[start INFORMATION SHOWN]
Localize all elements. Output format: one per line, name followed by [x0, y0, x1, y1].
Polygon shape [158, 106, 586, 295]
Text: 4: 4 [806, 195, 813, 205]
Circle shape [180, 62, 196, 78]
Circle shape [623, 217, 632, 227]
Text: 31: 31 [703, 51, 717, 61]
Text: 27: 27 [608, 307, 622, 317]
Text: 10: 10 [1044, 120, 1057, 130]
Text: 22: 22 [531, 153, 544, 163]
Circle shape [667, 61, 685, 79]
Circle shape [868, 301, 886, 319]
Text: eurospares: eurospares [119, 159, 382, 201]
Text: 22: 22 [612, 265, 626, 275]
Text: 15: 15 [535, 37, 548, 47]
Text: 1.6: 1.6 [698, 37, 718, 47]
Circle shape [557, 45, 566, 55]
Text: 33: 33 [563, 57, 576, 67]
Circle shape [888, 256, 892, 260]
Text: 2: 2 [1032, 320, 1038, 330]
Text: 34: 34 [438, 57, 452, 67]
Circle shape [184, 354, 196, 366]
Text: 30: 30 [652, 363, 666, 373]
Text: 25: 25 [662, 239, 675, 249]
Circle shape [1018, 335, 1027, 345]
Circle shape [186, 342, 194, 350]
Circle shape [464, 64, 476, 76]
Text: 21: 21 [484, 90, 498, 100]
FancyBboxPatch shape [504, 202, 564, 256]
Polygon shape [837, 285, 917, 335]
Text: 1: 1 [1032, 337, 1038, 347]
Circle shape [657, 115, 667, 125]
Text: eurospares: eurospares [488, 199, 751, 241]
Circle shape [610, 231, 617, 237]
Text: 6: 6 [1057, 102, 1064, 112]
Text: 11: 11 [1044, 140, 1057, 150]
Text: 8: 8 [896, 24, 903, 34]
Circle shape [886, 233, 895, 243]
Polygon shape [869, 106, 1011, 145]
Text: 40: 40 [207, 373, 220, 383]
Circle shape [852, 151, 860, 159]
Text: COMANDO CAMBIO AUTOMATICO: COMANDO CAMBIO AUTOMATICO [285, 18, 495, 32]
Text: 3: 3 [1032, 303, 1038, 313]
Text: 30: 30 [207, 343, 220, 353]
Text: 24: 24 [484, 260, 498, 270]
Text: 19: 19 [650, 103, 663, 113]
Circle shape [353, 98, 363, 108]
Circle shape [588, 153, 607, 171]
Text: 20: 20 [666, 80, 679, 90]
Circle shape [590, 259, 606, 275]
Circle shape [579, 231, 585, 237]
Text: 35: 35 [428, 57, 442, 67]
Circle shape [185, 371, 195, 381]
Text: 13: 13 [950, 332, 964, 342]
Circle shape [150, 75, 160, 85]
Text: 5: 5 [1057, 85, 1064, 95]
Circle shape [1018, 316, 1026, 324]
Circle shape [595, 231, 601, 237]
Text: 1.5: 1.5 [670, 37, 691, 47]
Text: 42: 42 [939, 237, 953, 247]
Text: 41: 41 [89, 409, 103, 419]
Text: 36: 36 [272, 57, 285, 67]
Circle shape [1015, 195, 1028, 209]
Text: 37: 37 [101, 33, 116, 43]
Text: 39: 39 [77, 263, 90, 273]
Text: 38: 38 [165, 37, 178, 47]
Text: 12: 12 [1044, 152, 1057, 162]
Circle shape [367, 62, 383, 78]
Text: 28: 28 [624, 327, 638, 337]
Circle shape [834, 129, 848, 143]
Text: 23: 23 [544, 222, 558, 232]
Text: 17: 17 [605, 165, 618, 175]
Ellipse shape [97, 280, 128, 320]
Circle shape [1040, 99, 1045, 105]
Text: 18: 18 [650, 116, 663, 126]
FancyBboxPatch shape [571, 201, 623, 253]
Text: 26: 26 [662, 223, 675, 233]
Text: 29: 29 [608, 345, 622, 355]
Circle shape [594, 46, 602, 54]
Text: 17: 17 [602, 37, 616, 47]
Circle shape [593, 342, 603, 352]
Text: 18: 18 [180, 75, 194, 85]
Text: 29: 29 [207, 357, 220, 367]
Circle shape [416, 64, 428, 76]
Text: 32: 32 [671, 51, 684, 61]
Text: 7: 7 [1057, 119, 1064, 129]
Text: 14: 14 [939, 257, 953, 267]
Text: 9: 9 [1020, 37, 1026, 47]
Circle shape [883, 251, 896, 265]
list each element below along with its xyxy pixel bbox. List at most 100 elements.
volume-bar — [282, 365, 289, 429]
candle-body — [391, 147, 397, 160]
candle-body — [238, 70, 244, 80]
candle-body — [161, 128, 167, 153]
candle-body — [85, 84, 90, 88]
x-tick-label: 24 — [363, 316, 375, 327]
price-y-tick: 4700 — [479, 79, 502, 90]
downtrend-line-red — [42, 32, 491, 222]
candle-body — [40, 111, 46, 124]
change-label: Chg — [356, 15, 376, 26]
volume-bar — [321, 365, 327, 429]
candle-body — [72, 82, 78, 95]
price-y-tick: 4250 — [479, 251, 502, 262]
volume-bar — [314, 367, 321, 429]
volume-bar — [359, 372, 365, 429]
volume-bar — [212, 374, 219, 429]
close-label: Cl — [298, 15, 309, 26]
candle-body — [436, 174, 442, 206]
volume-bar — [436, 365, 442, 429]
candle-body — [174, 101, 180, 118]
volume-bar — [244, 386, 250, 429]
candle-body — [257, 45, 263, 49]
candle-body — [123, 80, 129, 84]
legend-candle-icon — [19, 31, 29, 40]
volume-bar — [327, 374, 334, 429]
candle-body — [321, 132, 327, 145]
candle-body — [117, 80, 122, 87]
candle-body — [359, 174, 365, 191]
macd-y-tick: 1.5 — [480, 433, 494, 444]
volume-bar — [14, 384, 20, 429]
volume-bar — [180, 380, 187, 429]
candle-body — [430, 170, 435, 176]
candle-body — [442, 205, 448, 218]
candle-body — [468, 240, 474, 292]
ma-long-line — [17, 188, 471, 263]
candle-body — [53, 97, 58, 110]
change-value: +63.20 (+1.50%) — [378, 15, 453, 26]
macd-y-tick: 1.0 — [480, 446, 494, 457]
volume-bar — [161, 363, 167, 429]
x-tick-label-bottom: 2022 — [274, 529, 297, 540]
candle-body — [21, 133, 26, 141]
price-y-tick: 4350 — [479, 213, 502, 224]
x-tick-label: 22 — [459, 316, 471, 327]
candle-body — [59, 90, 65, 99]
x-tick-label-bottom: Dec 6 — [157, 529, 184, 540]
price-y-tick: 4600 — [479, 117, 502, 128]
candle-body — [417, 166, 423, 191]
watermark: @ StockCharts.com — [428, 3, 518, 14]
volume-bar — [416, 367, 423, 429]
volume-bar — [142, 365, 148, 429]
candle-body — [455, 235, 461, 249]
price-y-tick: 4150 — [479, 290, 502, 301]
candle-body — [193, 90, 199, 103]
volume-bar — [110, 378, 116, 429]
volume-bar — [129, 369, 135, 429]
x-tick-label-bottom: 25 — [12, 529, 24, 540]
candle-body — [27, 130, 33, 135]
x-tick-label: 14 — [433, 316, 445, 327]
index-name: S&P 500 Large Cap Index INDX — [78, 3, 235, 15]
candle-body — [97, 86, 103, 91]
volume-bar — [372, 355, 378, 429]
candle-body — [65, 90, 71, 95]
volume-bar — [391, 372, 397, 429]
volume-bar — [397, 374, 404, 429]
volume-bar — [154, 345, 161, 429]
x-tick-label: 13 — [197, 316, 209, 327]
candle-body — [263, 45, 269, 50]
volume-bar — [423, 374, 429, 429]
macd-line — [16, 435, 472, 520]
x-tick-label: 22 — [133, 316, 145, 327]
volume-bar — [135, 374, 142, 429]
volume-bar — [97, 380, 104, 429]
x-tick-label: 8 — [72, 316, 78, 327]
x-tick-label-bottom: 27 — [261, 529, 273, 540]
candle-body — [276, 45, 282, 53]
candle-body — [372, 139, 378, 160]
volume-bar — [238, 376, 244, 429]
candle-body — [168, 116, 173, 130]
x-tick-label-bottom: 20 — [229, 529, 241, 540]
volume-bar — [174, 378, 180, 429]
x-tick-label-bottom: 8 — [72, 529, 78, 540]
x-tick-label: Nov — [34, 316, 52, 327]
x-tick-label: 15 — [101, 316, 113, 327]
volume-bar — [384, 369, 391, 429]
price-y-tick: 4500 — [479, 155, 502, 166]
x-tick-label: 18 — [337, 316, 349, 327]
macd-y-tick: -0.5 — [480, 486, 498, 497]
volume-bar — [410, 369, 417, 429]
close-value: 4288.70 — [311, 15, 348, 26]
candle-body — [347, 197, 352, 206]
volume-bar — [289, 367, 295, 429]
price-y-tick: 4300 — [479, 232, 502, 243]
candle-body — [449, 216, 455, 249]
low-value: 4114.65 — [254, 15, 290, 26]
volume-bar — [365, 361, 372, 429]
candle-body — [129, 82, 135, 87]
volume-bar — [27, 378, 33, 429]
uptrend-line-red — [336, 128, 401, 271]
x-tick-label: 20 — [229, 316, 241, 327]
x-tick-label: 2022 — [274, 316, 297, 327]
[end INFORMATION SHOWN]
* **GOAL**
Can you convert the listing, from its first line through the line containing "Text: 30: 30 [207, 343, 220, 353]", into a JSON list of strings with one string per line, including both end lines and leaving out blank lines?

* **OUTPUT OF THE EXERCISE**
[
  "Localize all elements. Output format: one per line, name followed by [x0, y0, x1, y1].",
  "Polygon shape [158, 106, 586, 295]",
  "Text: 4: 4 [806, 195, 813, 205]",
  "Circle shape [180, 62, 196, 78]",
  "Circle shape [623, 217, 632, 227]",
  "Text: 31: 31 [703, 51, 717, 61]",
  "Text: 27: 27 [608, 307, 622, 317]",
  "Text: 10: 10 [1044, 120, 1057, 130]",
  "Text: 22: 22 [531, 153, 544, 163]",
  "Circle shape [667, 61, 685, 79]",
  "Circle shape [868, 301, 886, 319]",
  "Text: eurospares: eurospares [119, 159, 382, 201]",
  "Text: 22: 22 [612, 265, 626, 275]",
  "Text: 15: 15 [535, 37, 548, 47]",
  "Text: 1.6: 1.6 [698, 37, 718, 47]",
  "Circle shape [557, 45, 566, 55]",
  "Text: 33: 33 [563, 57, 576, 67]",
  "Circle shape [888, 256, 892, 260]",
  "Text: 2: 2 [1032, 320, 1038, 330]",
  "Text: 34: 34 [438, 57, 452, 67]",
  "Circle shape [184, 354, 196, 366]",
  "Text: 30: 30 [652, 363, 666, 373]",
  "Text: 25: 25 [662, 239, 675, 249]",
  "Circle shape [1018, 335, 1027, 345]",
  "Circle shape [186, 342, 194, 350]",
  "Circle shape [464, 64, 476, 76]",
  "Text: 21: 21 [484, 90, 498, 100]",
  "FancyBboxPatch shape [504, 202, 564, 256]",
  "Polygon shape [837, 285, 917, 335]",
  "Text: 1: 1 [1032, 337, 1038, 347]",
  "Circle shape [657, 115, 667, 125]",
  "Text: eurospares: eurospares [488, 199, 751, 241]",
  "Circle shape [610, 231, 617, 237]",
  "Text: 6: 6 [1057, 102, 1064, 112]",
  "Text: 11: 11 [1044, 140, 1057, 150]",
  "Text: 8: 8 [896, 24, 903, 34]",
  "Circle shape [886, 233, 895, 243]",
  "Polygon shape [869, 106, 1011, 145]",
  "Text: 40: 40 [207, 373, 220, 383]",
  "Circle shape [852, 151, 860, 159]",
  "Text: COMANDO CAMBIO AUTOMATICO: COMANDO CAMBIO AUTOMATICO [285, 18, 495, 32]",
  "Text: 3: 3 [1032, 303, 1038, 313]",
  "Text: 30: 30 [207, 343, 220, 353]"
]